Items listed in a dataset
■ ■ ■

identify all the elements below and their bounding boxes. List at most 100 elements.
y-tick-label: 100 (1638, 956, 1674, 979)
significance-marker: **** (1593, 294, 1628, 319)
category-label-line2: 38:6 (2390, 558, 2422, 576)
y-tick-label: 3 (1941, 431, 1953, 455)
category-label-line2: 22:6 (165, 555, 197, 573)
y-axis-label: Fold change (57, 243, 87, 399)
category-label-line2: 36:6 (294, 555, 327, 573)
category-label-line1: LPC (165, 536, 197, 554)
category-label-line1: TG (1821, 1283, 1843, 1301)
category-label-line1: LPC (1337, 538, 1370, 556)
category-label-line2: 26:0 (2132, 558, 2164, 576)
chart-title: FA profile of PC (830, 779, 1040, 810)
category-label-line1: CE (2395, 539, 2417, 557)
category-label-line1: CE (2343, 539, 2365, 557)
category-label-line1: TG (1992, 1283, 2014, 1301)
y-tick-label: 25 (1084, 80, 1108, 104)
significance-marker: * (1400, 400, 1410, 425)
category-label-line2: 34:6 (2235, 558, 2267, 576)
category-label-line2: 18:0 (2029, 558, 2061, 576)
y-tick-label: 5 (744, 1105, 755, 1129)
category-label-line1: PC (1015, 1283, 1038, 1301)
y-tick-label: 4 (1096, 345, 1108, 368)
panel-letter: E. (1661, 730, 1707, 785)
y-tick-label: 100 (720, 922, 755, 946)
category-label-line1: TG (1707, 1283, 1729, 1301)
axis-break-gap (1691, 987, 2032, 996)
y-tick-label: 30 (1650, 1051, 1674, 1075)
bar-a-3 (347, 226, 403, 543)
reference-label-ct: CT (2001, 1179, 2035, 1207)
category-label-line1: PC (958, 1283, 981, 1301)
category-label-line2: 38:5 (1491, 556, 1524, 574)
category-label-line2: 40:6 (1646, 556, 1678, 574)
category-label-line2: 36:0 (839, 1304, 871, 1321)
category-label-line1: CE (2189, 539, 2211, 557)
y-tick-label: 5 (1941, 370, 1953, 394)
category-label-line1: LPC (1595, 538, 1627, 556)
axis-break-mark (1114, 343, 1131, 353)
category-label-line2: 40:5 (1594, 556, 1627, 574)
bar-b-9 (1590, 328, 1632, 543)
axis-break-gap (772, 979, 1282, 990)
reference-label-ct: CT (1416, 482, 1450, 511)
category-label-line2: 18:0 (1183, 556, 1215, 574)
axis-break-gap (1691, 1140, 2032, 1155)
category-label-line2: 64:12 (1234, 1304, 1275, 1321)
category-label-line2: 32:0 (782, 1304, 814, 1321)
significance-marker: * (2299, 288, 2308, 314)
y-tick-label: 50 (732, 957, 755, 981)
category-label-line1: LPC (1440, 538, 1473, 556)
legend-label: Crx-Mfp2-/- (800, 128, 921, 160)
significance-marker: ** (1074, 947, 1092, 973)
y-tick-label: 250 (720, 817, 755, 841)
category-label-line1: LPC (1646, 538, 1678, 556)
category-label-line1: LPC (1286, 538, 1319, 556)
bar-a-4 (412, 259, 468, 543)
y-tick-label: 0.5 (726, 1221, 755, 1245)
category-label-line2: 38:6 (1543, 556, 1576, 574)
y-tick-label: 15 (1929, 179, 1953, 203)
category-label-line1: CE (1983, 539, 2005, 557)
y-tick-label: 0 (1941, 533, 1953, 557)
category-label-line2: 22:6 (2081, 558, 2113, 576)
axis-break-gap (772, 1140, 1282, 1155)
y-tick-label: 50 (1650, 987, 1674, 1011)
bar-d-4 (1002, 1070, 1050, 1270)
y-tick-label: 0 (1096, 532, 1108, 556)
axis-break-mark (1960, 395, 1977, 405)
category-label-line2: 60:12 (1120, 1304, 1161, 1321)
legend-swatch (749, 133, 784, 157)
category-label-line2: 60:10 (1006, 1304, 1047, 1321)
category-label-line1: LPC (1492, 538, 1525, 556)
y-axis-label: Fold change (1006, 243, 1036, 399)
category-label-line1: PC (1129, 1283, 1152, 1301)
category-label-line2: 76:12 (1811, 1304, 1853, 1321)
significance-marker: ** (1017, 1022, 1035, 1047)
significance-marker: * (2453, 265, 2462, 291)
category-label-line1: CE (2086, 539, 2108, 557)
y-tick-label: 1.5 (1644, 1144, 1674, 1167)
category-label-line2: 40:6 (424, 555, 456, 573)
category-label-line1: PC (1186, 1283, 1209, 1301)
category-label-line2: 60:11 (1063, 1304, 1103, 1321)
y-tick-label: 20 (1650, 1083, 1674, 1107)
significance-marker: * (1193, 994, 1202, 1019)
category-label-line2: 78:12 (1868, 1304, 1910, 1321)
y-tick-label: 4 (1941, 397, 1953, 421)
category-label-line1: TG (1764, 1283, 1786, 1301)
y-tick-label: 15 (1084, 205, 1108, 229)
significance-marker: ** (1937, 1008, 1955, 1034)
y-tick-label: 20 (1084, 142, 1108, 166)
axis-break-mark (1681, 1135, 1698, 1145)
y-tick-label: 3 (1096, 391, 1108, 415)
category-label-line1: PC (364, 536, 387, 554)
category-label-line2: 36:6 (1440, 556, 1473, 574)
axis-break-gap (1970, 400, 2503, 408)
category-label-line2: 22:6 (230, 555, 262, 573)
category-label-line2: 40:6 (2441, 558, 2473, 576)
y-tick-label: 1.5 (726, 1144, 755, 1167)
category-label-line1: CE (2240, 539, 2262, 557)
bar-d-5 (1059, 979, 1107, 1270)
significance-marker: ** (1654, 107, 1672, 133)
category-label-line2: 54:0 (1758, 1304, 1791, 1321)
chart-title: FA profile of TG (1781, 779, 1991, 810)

■ ■ ■

Task goal –
Change every occurrence of "significance-marker" to "significance-star" in the entries above, leaving all other text unchanged.

Response to this task –
identify all the elements below and their bounding boxes. List at most 100 elements.
y-tick-label: 100 (1638, 956, 1674, 979)
significance-star: **** (1593, 294, 1628, 319)
category-label-line2: 38:6 (2390, 558, 2422, 576)
y-tick-label: 3 (1941, 431, 1953, 455)
category-label-line2: 22:6 (165, 555, 197, 573)
y-axis-label: Fold change (57, 243, 87, 399)
category-label-line2: 36:6 (294, 555, 327, 573)
category-label-line1: LPC (165, 536, 197, 554)
category-label-line1: TG (1821, 1283, 1843, 1301)
category-label-line1: LPC (1337, 538, 1370, 556)
category-label-line2: 26:0 (2132, 558, 2164, 576)
chart-title: FA profile of PC (830, 779, 1040, 810)
category-label-line1: CE (2395, 539, 2417, 557)
category-label-line1: CE (2343, 539, 2365, 557)
category-label-line1: TG (1992, 1283, 2014, 1301)
y-tick-label: 25 (1084, 80, 1108, 104)
significance-star: * (1400, 400, 1410, 425)
category-label-line2: 34:6 (2235, 558, 2267, 576)
category-label-line2: 18:0 (2029, 558, 2061, 576)
y-tick-label: 5 (744, 1105, 755, 1129)
category-label-line1: PC (1015, 1283, 1038, 1301)
y-tick-label: 4 (1096, 345, 1108, 368)
panel-letter: E. (1661, 730, 1707, 785)
y-tick-label: 100 (720, 922, 755, 946)
category-label-line1: TG (1707, 1283, 1729, 1301)
axis-break-gap (1691, 987, 2032, 996)
y-tick-label: 30 (1650, 1051, 1674, 1075)
bar-a-3 (347, 226, 403, 543)
reference-label-ct: CT (2001, 1179, 2035, 1207)
category-label-line1: PC (958, 1283, 981, 1301)
category-label-line2: 38:5 (1491, 556, 1524, 574)
category-label-line2: 40:6 (1646, 556, 1678, 574)
category-label-line2: 36:0 (839, 1304, 871, 1321)
category-label-line1: CE (2189, 539, 2211, 557)
y-tick-label: 5 (1941, 370, 1953, 394)
category-label-line1: LPC (1595, 538, 1627, 556)
axis-break-mark (1114, 343, 1131, 353)
category-label-line2: 40:5 (1594, 556, 1627, 574)
bar-b-9 (1590, 328, 1632, 543)
axis-break-gap (772, 979, 1282, 990)
reference-label-ct: CT (1416, 482, 1450, 511)
category-label-line2: 18:0 (1183, 556, 1215, 574)
axis-break-gap (1691, 1140, 2032, 1155)
category-label-line2: 64:12 (1234, 1304, 1275, 1321)
category-label-line2: 32:0 (782, 1304, 814, 1321)
significance-star: * (2299, 288, 2308, 314)
y-tick-label: 50 (732, 957, 755, 981)
category-label-line1: LPC (1440, 538, 1473, 556)
legend-label: Crx-Mfp2-/- (800, 128, 921, 160)
significance-star: ** (1074, 947, 1092, 973)
y-tick-label: 250 (720, 817, 755, 841)
category-label-line1: LPC (1646, 538, 1678, 556)
category-label-line1: LPC (1286, 538, 1319, 556)
bar-a-4 (412, 259, 468, 543)
y-tick-label: 0.5 (726, 1221, 755, 1245)
category-label-line2: 38:6 (1543, 556, 1576, 574)
y-tick-label: 15 (1929, 179, 1953, 203)
category-label-line1: CE (1983, 539, 2005, 557)
y-tick-label: 0 (1941, 533, 1953, 557)
category-label-line2: 22:6 (2081, 558, 2113, 576)
axis-break-gap (772, 1140, 1282, 1155)
y-tick-label: 50 (1650, 987, 1674, 1011)
bar-d-4 (1002, 1070, 1050, 1270)
y-tick-label: 0 (1096, 532, 1108, 556)
axis-break-mark (1960, 395, 1977, 405)
category-label-line2: 60:12 (1120, 1304, 1161, 1321)
legend-swatch (749, 133, 784, 157)
category-label-line2: 60:10 (1006, 1304, 1047, 1321)
category-label-line1: LPC (1492, 538, 1525, 556)
y-axis-label: Fold change (1006, 243, 1036, 399)
category-label-line1: PC (1129, 1283, 1152, 1301)
category-label-line2: 76:12 (1811, 1304, 1853, 1321)
significance-star: ** (1017, 1022, 1035, 1047)
significance-star: * (2453, 265, 2462, 291)
category-label-line1: CE (2086, 539, 2108, 557)
y-tick-label: 1.5 (1644, 1144, 1674, 1167)
category-label-line2: 40:6 (424, 555, 456, 573)
category-label-line1: PC (1186, 1283, 1209, 1301)
category-label-line2: 60:11 (1063, 1304, 1103, 1321)
y-tick-label: 20 (1650, 1083, 1674, 1107)
significance-star: * (1193, 994, 1202, 1019)
category-label-line2: 78:12 (1868, 1304, 1910, 1321)
y-tick-label: 4 (1941, 397, 1953, 421)
category-label-line1: TG (1764, 1283, 1786, 1301)
y-tick-label: 15 (1084, 205, 1108, 229)
significance-star: ** (1937, 1008, 1955, 1034)
y-tick-label: 20 (1084, 142, 1108, 166)
axis-break-mark (1681, 1135, 1698, 1145)
y-tick-label: 3 (1096, 391, 1108, 415)
category-label-line1: PC (364, 536, 387, 554)
category-label-line2: 36:6 (1440, 556, 1473, 574)
axis-break-gap (1970, 400, 2503, 408)
category-label-line2: 22:6 (230, 555, 262, 573)
category-label-line2: 40:6 (2441, 558, 2473, 576)
y-tick-label: 1.5 (726, 1144, 755, 1167)
category-label-line1: CE (2240, 539, 2262, 557)
bar-d-5 (1059, 979, 1107, 1270)
significance-star: ** (1654, 107, 1672, 133)
category-label-line2: 54:0 (1758, 1304, 1791, 1321)
chart-title: FA profile of TG (1781, 779, 1991, 810)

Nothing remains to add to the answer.